Make an exact copy of the listing below.

## Stored items
+ + +

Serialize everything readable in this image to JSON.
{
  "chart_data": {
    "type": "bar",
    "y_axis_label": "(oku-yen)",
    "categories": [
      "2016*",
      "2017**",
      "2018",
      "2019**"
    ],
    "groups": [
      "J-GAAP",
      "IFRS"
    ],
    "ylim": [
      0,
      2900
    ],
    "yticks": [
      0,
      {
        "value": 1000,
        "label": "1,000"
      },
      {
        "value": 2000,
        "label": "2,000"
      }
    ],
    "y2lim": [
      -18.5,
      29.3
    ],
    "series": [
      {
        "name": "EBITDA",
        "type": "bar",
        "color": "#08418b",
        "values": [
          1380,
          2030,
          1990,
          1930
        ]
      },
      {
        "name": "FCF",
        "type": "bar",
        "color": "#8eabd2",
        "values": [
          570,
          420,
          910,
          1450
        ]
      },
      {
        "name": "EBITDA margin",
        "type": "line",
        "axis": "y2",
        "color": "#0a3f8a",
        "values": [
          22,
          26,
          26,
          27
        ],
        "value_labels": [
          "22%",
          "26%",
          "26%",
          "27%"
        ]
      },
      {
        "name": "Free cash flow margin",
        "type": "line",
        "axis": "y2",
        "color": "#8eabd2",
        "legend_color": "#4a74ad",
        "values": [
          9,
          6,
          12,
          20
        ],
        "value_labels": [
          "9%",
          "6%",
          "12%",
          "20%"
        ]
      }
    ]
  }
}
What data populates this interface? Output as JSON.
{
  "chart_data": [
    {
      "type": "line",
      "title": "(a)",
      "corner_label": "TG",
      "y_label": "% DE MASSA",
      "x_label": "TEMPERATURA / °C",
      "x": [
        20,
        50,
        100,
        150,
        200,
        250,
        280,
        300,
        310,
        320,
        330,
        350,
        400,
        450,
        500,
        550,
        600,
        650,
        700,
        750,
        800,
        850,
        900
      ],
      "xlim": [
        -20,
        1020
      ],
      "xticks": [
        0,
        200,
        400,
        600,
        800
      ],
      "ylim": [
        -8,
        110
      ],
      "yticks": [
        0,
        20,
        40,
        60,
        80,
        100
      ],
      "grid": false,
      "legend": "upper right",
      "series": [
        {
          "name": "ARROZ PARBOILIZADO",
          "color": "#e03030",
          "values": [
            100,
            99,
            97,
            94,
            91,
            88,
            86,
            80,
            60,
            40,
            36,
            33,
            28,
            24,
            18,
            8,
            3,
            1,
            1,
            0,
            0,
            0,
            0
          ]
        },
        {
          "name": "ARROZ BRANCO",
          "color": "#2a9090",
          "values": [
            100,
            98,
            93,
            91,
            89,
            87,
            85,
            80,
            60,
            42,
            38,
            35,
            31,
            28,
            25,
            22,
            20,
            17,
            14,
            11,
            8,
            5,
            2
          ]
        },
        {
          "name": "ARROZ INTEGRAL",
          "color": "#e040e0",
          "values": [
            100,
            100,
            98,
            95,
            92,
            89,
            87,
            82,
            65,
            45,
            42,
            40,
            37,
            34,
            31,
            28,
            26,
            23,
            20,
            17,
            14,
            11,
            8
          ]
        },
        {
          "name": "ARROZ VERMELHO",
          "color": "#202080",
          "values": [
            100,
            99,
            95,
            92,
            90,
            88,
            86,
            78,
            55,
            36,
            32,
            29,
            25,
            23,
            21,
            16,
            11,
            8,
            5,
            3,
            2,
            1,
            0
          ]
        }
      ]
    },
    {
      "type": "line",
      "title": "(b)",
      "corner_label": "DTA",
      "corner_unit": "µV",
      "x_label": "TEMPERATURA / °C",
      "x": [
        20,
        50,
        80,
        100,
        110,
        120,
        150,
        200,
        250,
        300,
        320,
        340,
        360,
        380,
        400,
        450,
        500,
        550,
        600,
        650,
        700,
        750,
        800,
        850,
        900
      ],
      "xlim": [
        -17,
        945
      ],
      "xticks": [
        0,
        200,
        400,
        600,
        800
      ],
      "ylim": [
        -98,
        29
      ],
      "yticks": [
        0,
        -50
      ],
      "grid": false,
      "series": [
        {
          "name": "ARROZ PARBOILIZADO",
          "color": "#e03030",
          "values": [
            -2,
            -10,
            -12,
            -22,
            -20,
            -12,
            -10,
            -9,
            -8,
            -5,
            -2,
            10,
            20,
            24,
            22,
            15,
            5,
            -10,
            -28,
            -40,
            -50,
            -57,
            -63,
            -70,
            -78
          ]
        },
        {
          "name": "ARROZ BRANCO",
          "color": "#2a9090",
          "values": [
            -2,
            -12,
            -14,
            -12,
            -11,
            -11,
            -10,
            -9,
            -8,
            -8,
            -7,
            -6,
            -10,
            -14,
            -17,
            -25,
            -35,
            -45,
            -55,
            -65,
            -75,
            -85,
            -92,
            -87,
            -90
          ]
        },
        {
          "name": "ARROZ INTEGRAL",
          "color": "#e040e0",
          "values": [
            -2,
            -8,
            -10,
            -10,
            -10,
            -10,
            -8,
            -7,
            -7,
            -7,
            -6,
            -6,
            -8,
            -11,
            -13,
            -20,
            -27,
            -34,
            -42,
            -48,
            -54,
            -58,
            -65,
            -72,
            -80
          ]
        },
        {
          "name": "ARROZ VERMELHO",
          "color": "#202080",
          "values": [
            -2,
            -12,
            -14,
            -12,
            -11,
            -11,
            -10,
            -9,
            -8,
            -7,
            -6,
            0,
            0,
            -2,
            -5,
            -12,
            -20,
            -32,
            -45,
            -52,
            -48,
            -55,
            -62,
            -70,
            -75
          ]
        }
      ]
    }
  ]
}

+ + +

## Task output
Serialize everything readable in this image to JSON.
{
  "chart_data": {
    "type": "bar",
    "y_axis_label": "(oku-yen)",
    "categories": [
      "2016*",
      "2017**",
      "2018",
      "2019**"
    ],
    "groups": [
      "J-GAAP",
      "IFRS"
    ],
    "ylim": [
      0,
      2900
    ],
    "yticks": [
      0,
      {
        "value": 1000,
        "label": "1,000"
      },
      {
        "value": 2000,
        "label": "2,000"
      }
    ],
    "y2lim": [
      -18.5,
      29.3
    ],
    "series": [
      {
        "name": "EBITDA",
        "type": "bar",
        "color": "#08418b",
        "values": [
          1380,
          2030,
          1990,
          1930
        ]
      },
      {
        "name": "FCF",
        "type": "bar",
        "color": "#8eabd2",
        "values": [
          570,
          420,
          910,
          1450
        ]
      },
      {
        "name": "EBITDA margin",
        "type": "line",
        "axis": "y2",
        "color": "#0a3f8a",
        "values": [
          22,
          26,
          26,
          27
        ],
        "value_labels": [
          "22%",
          "26%",
          "26%",
          "27%"
        ]
      },
      {
        "name": "Free cash flow margin",
        "type": "line",
        "axis": "y2",
        "color": "#8eabd2",
        "legend_color": "#4a74ad",
        "values": [
          9,
          6,
          12,
          20
        ],
        "value_labels": [
          "9%",
          "6%",
          "12%",
          "20%"
        ]
      }
    ]
  }
}
What data populates this interface? Output as JSON.
{
  "chart_data": [
    {
      "type": "line",
      "title": "(a)",
      "corner_label": "TG",
      "y_label": "% DE MASSA",
      "x_label": "TEMPERATURA / °C",
      "x": [
        20,
        50,
        100,
        150,
        200,
        250,
        280,
        300,
        310,
        320,
        330,
        350,
        400,
        450,
        500,
        550,
        600,
        650,
        700,
        750,
        800,
        850,
        900
      ],
      "xlim": [
        -20,
        1020
      ],
      "xticks": [
        0,
        200,
        400,
        600,
        800
      ],
      "ylim": [
        -8,
        110
      ],
      "yticks": [
        0,
        20,
        40,
        60,
        80,
        100
      ],
      "grid": false,
      "legend": "upper right",
      "series": [
        {
          "name": "ARROZ PARBOILIZADO",
          "color": "#e03030",
          "values": [
            100,
            99,
            97,
            94,
            91,
            88,
            86,
            80,
            60,
            40,
            36,
            33,
            28,
            24,
            18,
            8,
            3,
            1,
            1,
            0,
            0,
            0,
            0
          ]
        },
        {
          "name": "ARROZ BRANCO",
          "color": "#2a9090",
          "values": [
            100,
            98,
            93,
            91,
            89,
            87,
            85,
            80,
            60,
            42,
            38,
            35,
            31,
            28,
            25,
            22,
            20,
            17,
            14,
            11,
            8,
            5,
            2
          ]
        },
        {
          "name": "ARROZ INTEGRAL",
          "color": "#e040e0",
          "values": [
            100,
            100,
            98,
            95,
            92,
            89,
            87,
            82,
            65,
            45,
            42,
            40,
            37,
            34,
            31,
            28,
            26,
            23,
            20,
            17,
            14,
            11,
            8
          ]
        },
        {
          "name": "ARROZ VERMELHO",
          "color": "#202080",
          "values": [
            100,
            99,
            95,
            92,
            90,
            88,
            86,
            78,
            55,
            36,
            32,
            29,
            25,
            23,
            21,
            16,
            11,
            8,
            5,
            3,
            2,
            1,
            0
          ]
        }
      ]
    },
    {
      "type": "line",
      "title": "(b)",
      "corner_label": "DTA",
      "corner_unit": "µV",
      "x_label": "TEMPERATURA / °C",
      "x": [
        20,
        50,
        80,
        100,
        110,
        120,
        150,
        200,
        250,
        300,
        320,
        340,
        360,
        380,
        400,
        450,
        500,
        550,
        600,
        650,
        700,
        750,
        800,
        850,
        900
      ],
      "xlim": [
        -17,
        945
      ],
      "xticks": [
        0,
        200,
        400,
        600,
        800
      ],
      "ylim": [
        -98,
        29
      ],
      "yticks": [
        0,
        -50
      ],
      "grid": false,
      "series": [
        {
          "name": "ARROZ PARBOILIZADO",
          "color": "#e03030",
          "values": [
            -2,
            -10,
            -12,
            -22,
            -20,
            -12,
            -10,
            -9,
            -8,
            -5,
            -2,
            10,
            20,
            24,
            22,
            15,
            5,
            -10,
            -28,
            -40,
            -50,
            -57,
            -63,
            -70,
            -78
          ]
        },
        {
          "name": "ARROZ BRANCO",
          "color": "#2a9090",
          "values": [
            -2,
            -12,
            -14,
            -12,
            -11,
            -11,
            -10,
            -9,
            -8,
            -8,
            -7,
            -6,
            -10,
            -14,
            -17,
            -25,
            -35,
            -45,
            -55,
            -65,
            -75,
            -85,
            -92,
            -87,
            -90
          ]
        },
        {
          "name": "ARROZ INTEGRAL",
          "color": "#e040e0",
          "values": [
            -2,
            -8,
            -10,
            -10,
            -10,
            -10,
            -8,
            -7,
            -7,
            -7,
            -6,
            -6,
            -8,
            -11,
            -13,
            -20,
            -27,
            -34,
            -42,
            -48,
            -54,
            -58,
            -65,
            -72,
            -80
          ]
        },
        {
          "name": "ARROZ VERMELHO",
          "color": "#202080",
          "values": [
            -2,
            -12,
            -14,
            -12,
            -11,
            -11,
            -10,
            -9,
            -8,
            -7,
            -6,
            0,
            0,
            -2,
            -5,
            -12,
            -20,
            -32,
            -45,
            -52,
            -48,
            -55,
            -62,
            -70,
            -75
          ]
        }
      ]
    }
  ]
}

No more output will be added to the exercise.